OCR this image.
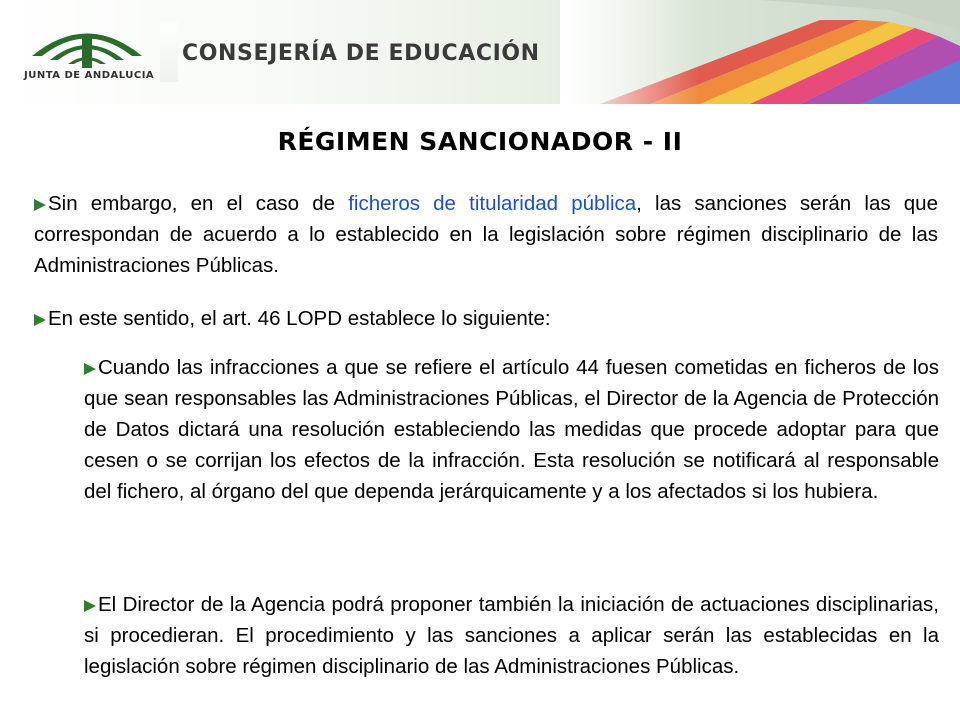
JUNTA DE ANDALUCIA
CONSEJERÍA DE EDUCACIÓN
RÉGIMEN SANCIONADOR - II

Sin embargo, en el caso de ficheros de titularidad pública, las sanciones serán las que correspondan de acuerdo a lo establecido en la legislación sobre régimen disciplinario de las Administraciones Públicas.

En este sentido, el art. 46 LOPD establece lo siguiente:

Cuando las infracciones a que se refiere el artículo 44 fuesen cometidas en ficheros de los que sean responsables las Administraciones Públicas, el Director de la Agencia de Protección de Datos dictará una resolución estableciendo las medidas que procede adoptar para que cesen o se corrijan los efectos de la infracción. Esta resolución se notificará al responsable del fichero, al órgano del que dependa jerárquicamente y a los afectados si los hubiera.

El Director de la Agencia podrá proponer también la iniciación de actuaciones disciplinarias, si procedieran. El procedimiento y las sanciones a aplicar serán las establecidas en la legislación sobre régimen disciplinario de las Administraciones Públicas.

> STATED GOAL
Write out all the records again, exactly, minus any pictures.

> EXERCISE ANSWER
OCR this image.
JUNTA DE ANDALUCIA
CONSEJERÍA DE EDUCACIÓN
RÉGIMEN SANCIONADOR - II

Sin embargo, en el caso de ficheros de titularidad pública, las sanciones serán las que correspondan de acuerdo a lo establecido en la legislación sobre régimen disciplinario de las Administraciones Públicas.

En este sentido, el art. 46 LOPD establece lo siguiente:

Cuando las infracciones a que se refiere el artículo 44 fuesen cometidas en ficheros de los que sean responsables las Administraciones Públicas, el Director de la Agencia de Protección de Datos dictará una resolución estableciendo las medidas que procede adoptar para que cesen o se corrijan los efectos de la infracción. Esta resolución se notificará al responsable del fichero, al órgano del que dependa jerárquicamente y a los afectados si los hubiera.

El Director de la Agencia podrá proponer también la iniciación de actuaciones disciplinarias, si procedieran. El procedimiento y las sanciones a aplicar serán las establecidas en la legislación sobre régimen disciplinario de las Administraciones Públicas.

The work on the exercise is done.